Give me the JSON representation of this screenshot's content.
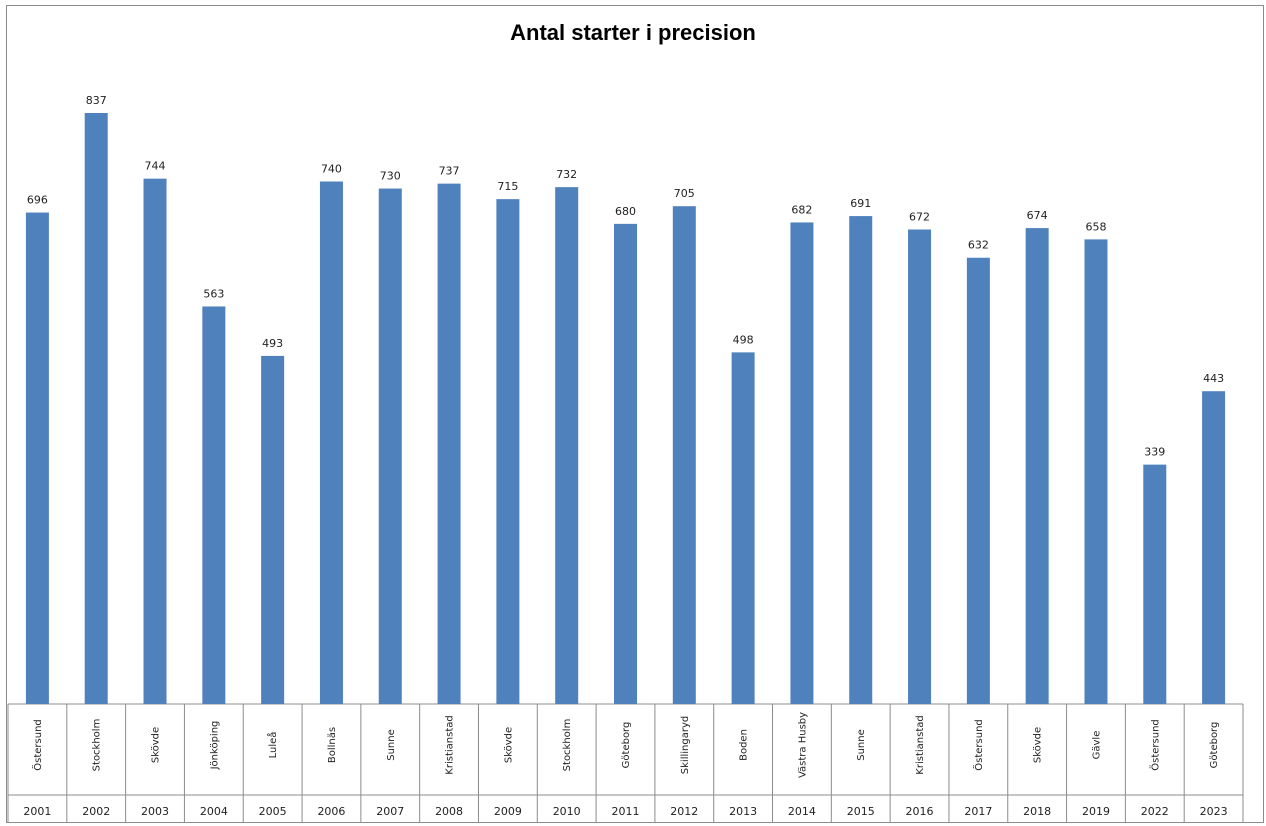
{
  "chart_data": {
    "type": "bar",
    "title": "Antal starter i precision",
    "categories": [
      "2001",
      "2002",
      "2003",
      "2004",
      "2005",
      "2006",
      "2007",
      "2008",
      "2009",
      "2010",
      "2011",
      "2012",
      "2013",
      "2014",
      "2015",
      "2016",
      "2017",
      "2018",
      "2019",
      "2022",
      "2023"
    ],
    "locations": [
      "Östersund",
      "Stockholm",
      "Skövde",
      "Jönköping",
      "Luleå",
      "Bollnäs",
      "Sunne",
      "Kristianstad",
      "Skövde",
      "Stockholm",
      "Göteborg",
      "Skillingaryd",
      "Boden",
      "Västra Husby",
      "Sunne",
      "Kristianstad",
      "Östersund",
      "Skövde",
      "Gävle",
      "Östersund",
      "Göteborg"
    ],
    "values": [
      696,
      837,
      744,
      563,
      493,
      740,
      730,
      737,
      715,
      732,
      680,
      705,
      498,
      682,
      691,
      672,
      632,
      674,
      658,
      339,
      443
    ],
    "ylim": [
      0,
      837
    ],
    "grid": false,
    "legend": "none",
    "bar_color": "#4f81bd"
  }
}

▶ _WHAT YOU ARE ASKED TO DO_: Please write out all the data again word for word, but not the pictures.

▶ _CORRECT OUTPUT_:
Give me the JSON representation of this screenshot's content.
{
  "chart_data": {
    "type": "bar",
    "title": "Antal starter i precision",
    "categories": [
      "2001",
      "2002",
      "2003",
      "2004",
      "2005",
      "2006",
      "2007",
      "2008",
      "2009",
      "2010",
      "2011",
      "2012",
      "2013",
      "2014",
      "2015",
      "2016",
      "2017",
      "2018",
      "2019",
      "2022",
      "2023"
    ],
    "locations": [
      "Östersund",
      "Stockholm",
      "Skövde",
      "Jönköping",
      "Luleå",
      "Bollnäs",
      "Sunne",
      "Kristianstad",
      "Skövde",
      "Stockholm",
      "Göteborg",
      "Skillingaryd",
      "Boden",
      "Västra Husby",
      "Sunne",
      "Kristianstad",
      "Östersund",
      "Skövde",
      "Gävle",
      "Östersund",
      "Göteborg"
    ],
    "values": [
      696,
      837,
      744,
      563,
      493,
      740,
      730,
      737,
      715,
      732,
      680,
      705,
      498,
      682,
      691,
      672,
      632,
      674,
      658,
      339,
      443
    ],
    "ylim": [
      0,
      837
    ],
    "grid": false,
    "legend": "none",
    "bar_color": "#4f81bd"
  }
}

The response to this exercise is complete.